(Element and region listings)
::::

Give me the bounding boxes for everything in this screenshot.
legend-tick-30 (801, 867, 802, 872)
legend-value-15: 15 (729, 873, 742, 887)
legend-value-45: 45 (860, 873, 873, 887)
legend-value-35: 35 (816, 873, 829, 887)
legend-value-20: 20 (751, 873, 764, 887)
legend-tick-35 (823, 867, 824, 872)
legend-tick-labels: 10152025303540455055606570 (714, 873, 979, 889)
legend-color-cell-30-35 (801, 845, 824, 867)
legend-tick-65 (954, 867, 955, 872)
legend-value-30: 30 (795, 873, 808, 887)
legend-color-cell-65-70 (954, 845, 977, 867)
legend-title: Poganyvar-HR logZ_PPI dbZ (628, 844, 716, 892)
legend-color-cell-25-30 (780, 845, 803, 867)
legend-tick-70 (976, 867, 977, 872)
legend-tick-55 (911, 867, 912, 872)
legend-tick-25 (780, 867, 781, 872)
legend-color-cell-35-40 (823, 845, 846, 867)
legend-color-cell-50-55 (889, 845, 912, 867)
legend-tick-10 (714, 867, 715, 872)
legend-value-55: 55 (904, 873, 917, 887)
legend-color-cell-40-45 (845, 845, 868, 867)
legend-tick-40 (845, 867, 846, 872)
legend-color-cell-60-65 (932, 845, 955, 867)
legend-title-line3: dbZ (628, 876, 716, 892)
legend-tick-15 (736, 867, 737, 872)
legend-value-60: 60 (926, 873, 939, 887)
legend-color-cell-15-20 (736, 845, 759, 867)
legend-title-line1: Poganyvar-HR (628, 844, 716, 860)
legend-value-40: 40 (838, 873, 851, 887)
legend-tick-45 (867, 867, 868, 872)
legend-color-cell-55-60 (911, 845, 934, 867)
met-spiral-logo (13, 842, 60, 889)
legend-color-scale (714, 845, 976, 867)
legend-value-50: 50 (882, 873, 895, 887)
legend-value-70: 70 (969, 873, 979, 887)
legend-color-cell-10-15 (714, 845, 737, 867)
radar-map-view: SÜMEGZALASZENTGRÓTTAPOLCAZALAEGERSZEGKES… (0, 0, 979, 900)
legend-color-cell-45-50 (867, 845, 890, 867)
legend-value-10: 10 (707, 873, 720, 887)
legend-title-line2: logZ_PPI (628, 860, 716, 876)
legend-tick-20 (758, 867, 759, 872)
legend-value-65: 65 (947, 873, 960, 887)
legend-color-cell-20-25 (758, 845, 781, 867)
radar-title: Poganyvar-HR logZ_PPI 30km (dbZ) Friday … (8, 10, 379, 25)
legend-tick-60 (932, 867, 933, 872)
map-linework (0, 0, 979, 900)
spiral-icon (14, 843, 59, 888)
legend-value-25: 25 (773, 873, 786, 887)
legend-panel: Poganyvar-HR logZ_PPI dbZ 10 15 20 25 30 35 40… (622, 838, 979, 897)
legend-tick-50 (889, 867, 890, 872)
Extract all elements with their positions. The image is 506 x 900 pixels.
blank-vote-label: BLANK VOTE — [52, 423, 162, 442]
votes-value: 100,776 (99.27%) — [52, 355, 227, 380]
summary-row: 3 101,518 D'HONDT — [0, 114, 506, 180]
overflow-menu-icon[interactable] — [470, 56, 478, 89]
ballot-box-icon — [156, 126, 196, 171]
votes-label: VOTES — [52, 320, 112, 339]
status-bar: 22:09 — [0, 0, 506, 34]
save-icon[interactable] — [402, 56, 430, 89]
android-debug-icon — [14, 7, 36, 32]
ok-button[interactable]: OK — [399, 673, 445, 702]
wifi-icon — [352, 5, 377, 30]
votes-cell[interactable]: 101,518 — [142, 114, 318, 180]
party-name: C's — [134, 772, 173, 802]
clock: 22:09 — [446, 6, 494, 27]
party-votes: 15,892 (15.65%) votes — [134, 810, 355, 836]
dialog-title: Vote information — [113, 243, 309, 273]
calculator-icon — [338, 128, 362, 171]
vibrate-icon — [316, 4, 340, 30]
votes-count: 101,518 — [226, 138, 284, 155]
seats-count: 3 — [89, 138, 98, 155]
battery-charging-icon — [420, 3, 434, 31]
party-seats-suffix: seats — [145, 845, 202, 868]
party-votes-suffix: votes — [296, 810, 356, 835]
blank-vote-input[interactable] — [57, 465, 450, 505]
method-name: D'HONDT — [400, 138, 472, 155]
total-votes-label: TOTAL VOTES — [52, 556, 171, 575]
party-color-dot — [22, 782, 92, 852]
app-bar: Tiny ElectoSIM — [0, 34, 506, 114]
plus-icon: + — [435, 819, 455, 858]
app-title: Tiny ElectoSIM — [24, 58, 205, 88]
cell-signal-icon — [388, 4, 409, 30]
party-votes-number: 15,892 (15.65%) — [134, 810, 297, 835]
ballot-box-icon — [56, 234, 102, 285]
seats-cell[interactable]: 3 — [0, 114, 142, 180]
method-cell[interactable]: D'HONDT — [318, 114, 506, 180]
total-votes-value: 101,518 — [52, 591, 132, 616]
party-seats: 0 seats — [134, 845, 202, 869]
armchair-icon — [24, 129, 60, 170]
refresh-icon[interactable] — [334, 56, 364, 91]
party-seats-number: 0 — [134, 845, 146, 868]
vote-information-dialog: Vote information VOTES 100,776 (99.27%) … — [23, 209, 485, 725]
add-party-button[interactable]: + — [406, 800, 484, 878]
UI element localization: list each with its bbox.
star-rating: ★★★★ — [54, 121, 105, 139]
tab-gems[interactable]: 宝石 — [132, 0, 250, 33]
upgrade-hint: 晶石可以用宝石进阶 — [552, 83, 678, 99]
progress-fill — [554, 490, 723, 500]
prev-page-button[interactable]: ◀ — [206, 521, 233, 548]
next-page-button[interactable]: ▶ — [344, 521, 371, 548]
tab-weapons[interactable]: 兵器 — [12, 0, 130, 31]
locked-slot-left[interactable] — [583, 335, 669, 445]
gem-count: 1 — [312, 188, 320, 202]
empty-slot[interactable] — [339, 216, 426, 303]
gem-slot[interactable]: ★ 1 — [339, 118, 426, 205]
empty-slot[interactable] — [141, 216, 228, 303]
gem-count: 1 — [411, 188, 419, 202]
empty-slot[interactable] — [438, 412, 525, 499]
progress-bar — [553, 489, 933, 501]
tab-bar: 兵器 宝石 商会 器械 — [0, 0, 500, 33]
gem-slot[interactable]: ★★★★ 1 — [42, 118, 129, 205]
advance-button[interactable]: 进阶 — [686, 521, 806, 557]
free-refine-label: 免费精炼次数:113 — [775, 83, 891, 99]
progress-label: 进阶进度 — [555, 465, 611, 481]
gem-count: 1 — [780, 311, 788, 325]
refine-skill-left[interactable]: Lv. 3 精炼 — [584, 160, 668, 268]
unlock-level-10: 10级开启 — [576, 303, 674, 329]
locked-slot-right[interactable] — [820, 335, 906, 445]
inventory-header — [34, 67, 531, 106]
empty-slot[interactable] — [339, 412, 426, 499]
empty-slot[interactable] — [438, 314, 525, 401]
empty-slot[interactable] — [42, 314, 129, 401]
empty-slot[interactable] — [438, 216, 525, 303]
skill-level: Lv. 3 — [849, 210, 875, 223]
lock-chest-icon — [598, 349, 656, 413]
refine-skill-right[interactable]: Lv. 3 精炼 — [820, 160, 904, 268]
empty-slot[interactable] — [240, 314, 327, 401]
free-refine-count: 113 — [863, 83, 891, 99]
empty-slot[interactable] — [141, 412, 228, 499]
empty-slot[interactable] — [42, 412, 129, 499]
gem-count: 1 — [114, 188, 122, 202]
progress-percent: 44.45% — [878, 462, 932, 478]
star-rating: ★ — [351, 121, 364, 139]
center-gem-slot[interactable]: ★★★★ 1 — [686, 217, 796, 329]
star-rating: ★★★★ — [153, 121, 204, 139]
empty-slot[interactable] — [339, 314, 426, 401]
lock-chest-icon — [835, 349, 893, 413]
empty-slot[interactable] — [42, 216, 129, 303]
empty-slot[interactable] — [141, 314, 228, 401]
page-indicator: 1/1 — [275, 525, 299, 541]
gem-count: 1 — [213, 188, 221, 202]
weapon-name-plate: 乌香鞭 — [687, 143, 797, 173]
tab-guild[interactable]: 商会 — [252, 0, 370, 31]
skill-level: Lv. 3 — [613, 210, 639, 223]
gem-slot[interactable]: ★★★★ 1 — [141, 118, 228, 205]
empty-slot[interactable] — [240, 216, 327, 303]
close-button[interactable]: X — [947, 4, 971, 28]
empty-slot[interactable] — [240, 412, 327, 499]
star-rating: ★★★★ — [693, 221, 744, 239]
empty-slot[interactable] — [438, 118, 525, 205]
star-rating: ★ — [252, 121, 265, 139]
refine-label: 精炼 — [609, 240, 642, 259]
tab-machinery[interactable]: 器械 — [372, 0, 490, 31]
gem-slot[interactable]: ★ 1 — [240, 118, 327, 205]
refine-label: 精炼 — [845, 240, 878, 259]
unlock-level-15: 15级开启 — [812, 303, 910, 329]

::::

◆ **WORK TO DO**
Rewrite the stretch from the start of the listing through the line containing "legend-color-cell-25-30 (780, 845, 803, 867)", putting "scale-label" wherever "legend-value" appears and leaving everything else unchanged.

◆ **ANSWER IN FULL**
Give me the bounding boxes for everything in this screenshot.
legend-tick-30 (801, 867, 802, 872)
scale-label-15: 15 (729, 873, 742, 887)
scale-label-45: 45 (860, 873, 873, 887)
scale-label-35: 35 (816, 873, 829, 887)
scale-label-20: 20 (751, 873, 764, 887)
legend-tick-35 (823, 867, 824, 872)
legend-tick-labels: 10152025303540455055606570 (714, 873, 979, 889)
legend-color-cell-30-35 (801, 845, 824, 867)
legend-tick-65 (954, 867, 955, 872)
scale-label-30: 30 (795, 873, 808, 887)
legend-color-cell-65-70 (954, 845, 977, 867)
legend-title: Poganyvar-HR logZ_PPI dbZ (628, 844, 716, 892)
legend-color-cell-25-30 (780, 845, 803, 867)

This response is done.